** START MATERIAL PROVIDED **

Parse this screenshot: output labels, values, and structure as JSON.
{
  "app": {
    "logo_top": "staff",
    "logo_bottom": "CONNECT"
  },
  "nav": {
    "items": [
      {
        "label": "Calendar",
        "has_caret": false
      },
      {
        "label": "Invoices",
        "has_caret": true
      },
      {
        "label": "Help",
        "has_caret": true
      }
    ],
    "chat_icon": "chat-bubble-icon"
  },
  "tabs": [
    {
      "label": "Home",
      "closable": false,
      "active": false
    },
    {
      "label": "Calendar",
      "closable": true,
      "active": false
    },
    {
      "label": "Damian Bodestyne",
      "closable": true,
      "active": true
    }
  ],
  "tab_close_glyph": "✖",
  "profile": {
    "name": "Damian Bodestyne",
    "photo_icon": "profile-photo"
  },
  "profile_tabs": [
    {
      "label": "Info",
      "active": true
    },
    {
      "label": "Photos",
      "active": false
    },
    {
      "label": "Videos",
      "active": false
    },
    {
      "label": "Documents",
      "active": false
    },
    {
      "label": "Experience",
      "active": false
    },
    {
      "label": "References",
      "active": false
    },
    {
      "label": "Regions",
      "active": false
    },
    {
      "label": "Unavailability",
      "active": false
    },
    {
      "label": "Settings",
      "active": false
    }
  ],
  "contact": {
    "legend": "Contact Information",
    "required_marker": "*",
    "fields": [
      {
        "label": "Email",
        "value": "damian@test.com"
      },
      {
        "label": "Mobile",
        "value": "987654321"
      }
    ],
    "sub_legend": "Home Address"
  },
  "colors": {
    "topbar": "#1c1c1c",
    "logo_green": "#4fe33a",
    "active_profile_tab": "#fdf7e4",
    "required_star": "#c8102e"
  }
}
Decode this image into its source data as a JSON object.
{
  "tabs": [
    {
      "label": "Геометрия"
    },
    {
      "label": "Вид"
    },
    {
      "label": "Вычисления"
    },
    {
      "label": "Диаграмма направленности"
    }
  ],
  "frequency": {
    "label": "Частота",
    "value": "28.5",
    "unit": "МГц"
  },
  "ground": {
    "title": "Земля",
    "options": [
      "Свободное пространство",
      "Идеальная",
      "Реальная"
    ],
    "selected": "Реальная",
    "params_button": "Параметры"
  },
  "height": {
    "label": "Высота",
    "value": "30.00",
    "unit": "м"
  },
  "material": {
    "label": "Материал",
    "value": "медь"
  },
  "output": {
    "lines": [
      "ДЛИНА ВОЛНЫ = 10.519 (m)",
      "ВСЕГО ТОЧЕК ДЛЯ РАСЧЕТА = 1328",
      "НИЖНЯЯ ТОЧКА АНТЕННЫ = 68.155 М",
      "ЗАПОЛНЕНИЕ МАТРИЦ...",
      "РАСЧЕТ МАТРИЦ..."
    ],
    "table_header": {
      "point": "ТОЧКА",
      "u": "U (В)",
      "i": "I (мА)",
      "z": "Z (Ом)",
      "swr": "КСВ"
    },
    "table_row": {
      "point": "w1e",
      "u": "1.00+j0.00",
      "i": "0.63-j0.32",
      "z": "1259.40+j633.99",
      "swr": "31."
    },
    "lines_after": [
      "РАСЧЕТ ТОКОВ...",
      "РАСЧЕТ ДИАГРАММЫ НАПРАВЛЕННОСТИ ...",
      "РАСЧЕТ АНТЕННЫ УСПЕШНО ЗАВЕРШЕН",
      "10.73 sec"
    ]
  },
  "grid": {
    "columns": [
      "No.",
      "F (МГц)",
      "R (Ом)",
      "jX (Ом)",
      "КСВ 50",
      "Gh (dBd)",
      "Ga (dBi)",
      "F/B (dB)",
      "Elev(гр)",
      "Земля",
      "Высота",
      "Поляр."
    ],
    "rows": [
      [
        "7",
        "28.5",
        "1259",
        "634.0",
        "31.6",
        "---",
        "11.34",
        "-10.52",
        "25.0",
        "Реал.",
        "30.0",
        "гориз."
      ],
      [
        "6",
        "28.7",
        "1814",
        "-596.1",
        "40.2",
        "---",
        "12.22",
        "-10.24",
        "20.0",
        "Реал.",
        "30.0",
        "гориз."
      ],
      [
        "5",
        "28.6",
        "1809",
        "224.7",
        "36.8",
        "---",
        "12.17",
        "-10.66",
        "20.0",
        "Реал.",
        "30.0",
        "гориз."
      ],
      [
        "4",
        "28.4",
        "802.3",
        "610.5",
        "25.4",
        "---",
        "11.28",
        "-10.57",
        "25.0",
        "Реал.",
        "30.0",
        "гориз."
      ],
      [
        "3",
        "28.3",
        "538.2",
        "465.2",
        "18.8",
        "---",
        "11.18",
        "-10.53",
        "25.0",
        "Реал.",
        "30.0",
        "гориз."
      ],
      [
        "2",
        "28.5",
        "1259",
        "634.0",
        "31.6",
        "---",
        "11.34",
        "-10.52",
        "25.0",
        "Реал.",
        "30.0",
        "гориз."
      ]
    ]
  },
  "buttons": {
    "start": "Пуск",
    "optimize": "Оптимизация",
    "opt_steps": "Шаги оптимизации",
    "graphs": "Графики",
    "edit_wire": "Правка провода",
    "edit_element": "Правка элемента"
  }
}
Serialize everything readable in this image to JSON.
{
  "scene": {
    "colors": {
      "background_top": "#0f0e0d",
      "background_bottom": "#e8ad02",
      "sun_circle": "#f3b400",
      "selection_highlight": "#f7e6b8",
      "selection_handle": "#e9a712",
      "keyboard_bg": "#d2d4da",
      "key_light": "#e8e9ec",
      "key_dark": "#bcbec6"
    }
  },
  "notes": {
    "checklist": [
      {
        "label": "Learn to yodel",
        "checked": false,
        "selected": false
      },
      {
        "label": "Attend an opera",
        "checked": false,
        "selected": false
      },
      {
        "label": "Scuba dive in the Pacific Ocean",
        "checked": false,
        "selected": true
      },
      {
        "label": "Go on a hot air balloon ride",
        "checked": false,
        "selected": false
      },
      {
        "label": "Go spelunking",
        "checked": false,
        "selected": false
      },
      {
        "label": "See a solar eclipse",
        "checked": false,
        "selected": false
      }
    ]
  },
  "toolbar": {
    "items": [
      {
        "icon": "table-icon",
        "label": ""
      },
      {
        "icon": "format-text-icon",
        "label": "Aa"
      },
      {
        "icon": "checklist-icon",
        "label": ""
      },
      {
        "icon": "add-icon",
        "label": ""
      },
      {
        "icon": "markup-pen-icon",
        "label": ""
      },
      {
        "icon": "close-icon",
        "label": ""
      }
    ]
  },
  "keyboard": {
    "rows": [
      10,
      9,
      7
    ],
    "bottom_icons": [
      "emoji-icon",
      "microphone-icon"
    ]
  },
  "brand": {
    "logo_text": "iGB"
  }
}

** END MATERIAL PROVIDED **

**GOAL:** Write out all the records above again, exactly as they stand.

**SOLVED PROBLEM:**
Parse this screenshot: output labels, values, and structure as JSON.
{
  "app": {
    "logo_top": "staff",
    "logo_bottom": "CONNECT"
  },
  "nav": {
    "items": [
      {
        "label": "Calendar",
        "has_caret": false
      },
      {
        "label": "Invoices",
        "has_caret": true
      },
      {
        "label": "Help",
        "has_caret": true
      }
    ],
    "chat_icon": "chat-bubble-icon"
  },
  "tabs": [
    {
      "label": "Home",
      "closable": false,
      "active": false
    },
    {
      "label": "Calendar",
      "closable": true,
      "active": false
    },
    {
      "label": "Damian Bodestyne",
      "closable": true,
      "active": true
    }
  ],
  "tab_close_glyph": "✖",
  "profile": {
    "name": "Damian Bodestyne",
    "photo_icon": "profile-photo"
  },
  "profile_tabs": [
    {
      "label": "Info",
      "active": true
    },
    {
      "label": "Photos",
      "active": false
    },
    {
      "label": "Videos",
      "active": false
    },
    {
      "label": "Documents",
      "active": false
    },
    {
      "label": "Experience",
      "active": false
    },
    {
      "label": "References",
      "active": false
    },
    {
      "label": "Regions",
      "active": false
    },
    {
      "label": "Unavailability",
      "active": false
    },
    {
      "label": "Settings",
      "active": false
    }
  ],
  "contact": {
    "legend": "Contact Information",
    "required_marker": "*",
    "fields": [
      {
        "label": "Email",
        "value": "damian@test.com"
      },
      {
        "label": "Mobile",
        "value": "987654321"
      }
    ],
    "sub_legend": "Home Address"
  },
  "colors": {
    "topbar": "#1c1c1c",
    "logo_green": "#4fe33a",
    "active_profile_tab": "#fdf7e4",
    "required_star": "#c8102e"
  }
}
Decode this image into its source data as a JSON object.
{
  "tabs": [
    {
      "label": "Геометрия"
    },
    {
      "label": "Вид"
    },
    {
      "label": "Вычисления"
    },
    {
      "label": "Диаграмма направленности"
    }
  ],
  "frequency": {
    "label": "Частота",
    "value": "28.5",
    "unit": "МГц"
  },
  "ground": {
    "title": "Земля",
    "options": [
      "Свободное пространство",
      "Идеальная",
      "Реальная"
    ],
    "selected": "Реальная",
    "params_button": "Параметры"
  },
  "height": {
    "label": "Высота",
    "value": "30.00",
    "unit": "м"
  },
  "material": {
    "label": "Материал",
    "value": "медь"
  },
  "output": {
    "lines": [
      "ДЛИНА ВОЛНЫ = 10.519 (m)",
      "ВСЕГО ТОЧЕК ДЛЯ РАСЧЕТА = 1328",
      "НИЖНЯЯ ТОЧКА АНТЕННЫ = 68.155 М",
      "ЗАПОЛНЕНИЕ МАТРИЦ...",
      "РАСЧЕТ МАТРИЦ..."
    ],
    "table_header": {
      "point": "ТОЧКА",
      "u": "U (В)",
      "i": "I (мА)",
      "z": "Z (Ом)",
      "swr": "КСВ"
    },
    "table_row": {
      "point": "w1e",
      "u": "1.00+j0.00",
      "i": "0.63-j0.32",
      "z": "1259.40+j633.99",
      "swr": "31."
    },
    "lines_after": [
      "РАСЧЕТ ТОКОВ...",
      "РАСЧЕТ ДИАГРАММЫ НАПРАВЛЕННОСТИ ...",
      "РАСЧЕТ АНТЕННЫ УСПЕШНО ЗАВЕРШЕН",
      "10.73 sec"
    ]
  },
  "grid": {
    "columns": [
      "No.",
      "F (МГц)",
      "R (Ом)",
      "jX (Ом)",
      "КСВ 50",
      "Gh (dBd)",
      "Ga (dBi)",
      "F/B (dB)",
      "Elev(гр)",
      "Земля",
      "Высота",
      "Поляр."
    ],
    "rows": [
      [
        "7",
        "28.5",
        "1259",
        "634.0",
        "31.6",
        "---",
        "11.34",
        "-10.52",
        "25.0",
        "Реал.",
        "30.0",
        "гориз."
      ],
      [
        "6",
        "28.7",
        "1814",
        "-596.1",
        "40.2",
        "---",
        "12.22",
        "-10.24",
        "20.0",
        "Реал.",
        "30.0",
        "гориз."
      ],
      [
        "5",
        "28.6",
        "1809",
        "224.7",
        "36.8",
        "---",
        "12.17",
        "-10.66",
        "20.0",
        "Реал.",
        "30.0",
        "гориз."
      ],
      [
        "4",
        "28.4",
        "802.3",
        "610.5",
        "25.4",
        "---",
        "11.28",
        "-10.57",
        "25.0",
        "Реал.",
        "30.0",
        "гориз."
      ],
      [
        "3",
        "28.3",
        "538.2",
        "465.2",
        "18.8",
        "---",
        "11.18",
        "-10.53",
        "25.0",
        "Реал.",
        "30.0",
        "гориз."
      ],
      [
        "2",
        "28.5",
        "1259",
        "634.0",
        "31.6",
        "---",
        "11.34",
        "-10.52",
        "25.0",
        "Реал.",
        "30.0",
        "гориз."
      ]
    ]
  },
  "buttons": {
    "start": "Пуск",
    "optimize": "Оптимизация",
    "opt_steps": "Шаги оптимизации",
    "graphs": "Графики",
    "edit_wire": "Правка провода",
    "edit_element": "Правка элемента"
  }
}
Serialize everything readable in this image to JSON.
{
  "scene": {
    "colors": {
      "background_top": "#0f0e0d",
      "background_bottom": "#e8ad02",
      "sun_circle": "#f3b400",
      "selection_highlight": "#f7e6b8",
      "selection_handle": "#e9a712",
      "keyboard_bg": "#d2d4da",
      "key_light": "#e8e9ec",
      "key_dark": "#bcbec6"
    }
  },
  "notes": {
    "checklist": [
      {
        "label": "Learn to yodel",
        "checked": false,
        "selected": false
      },
      {
        "label": "Attend an opera",
        "checked": false,
        "selected": false
      },
      {
        "label": "Scuba dive in the Pacific Ocean",
        "checked": false,
        "selected": true
      },
      {
        "label": "Go on a hot air balloon ride",
        "checked": false,
        "selected": false
      },
      {
        "label": "Go spelunking",
        "checked": false,
        "selected": false
      },
      {
        "label": "See a solar eclipse",
        "checked": false,
        "selected": false
      }
    ]
  },
  "toolbar": {
    "items": [
      {
        "icon": "table-icon",
        "label": ""
      },
      {
        "icon": "format-text-icon",
        "label": "Aa"
      },
      {
        "icon": "checklist-icon",
        "label": ""
      },
      {
        "icon": "add-icon",
        "label": ""
      },
      {
        "icon": "markup-pen-icon",
        "label": ""
      },
      {
        "icon": "close-icon",
        "label": ""
      }
    ]
  },
  "keyboard": {
    "rows": [
      10,
      9,
      7
    ],
    "bottom_icons": [
      "emoji-icon",
      "microphone-icon"
    ]
  },
  "brand": {
    "logo_text": "iGB"
  }
}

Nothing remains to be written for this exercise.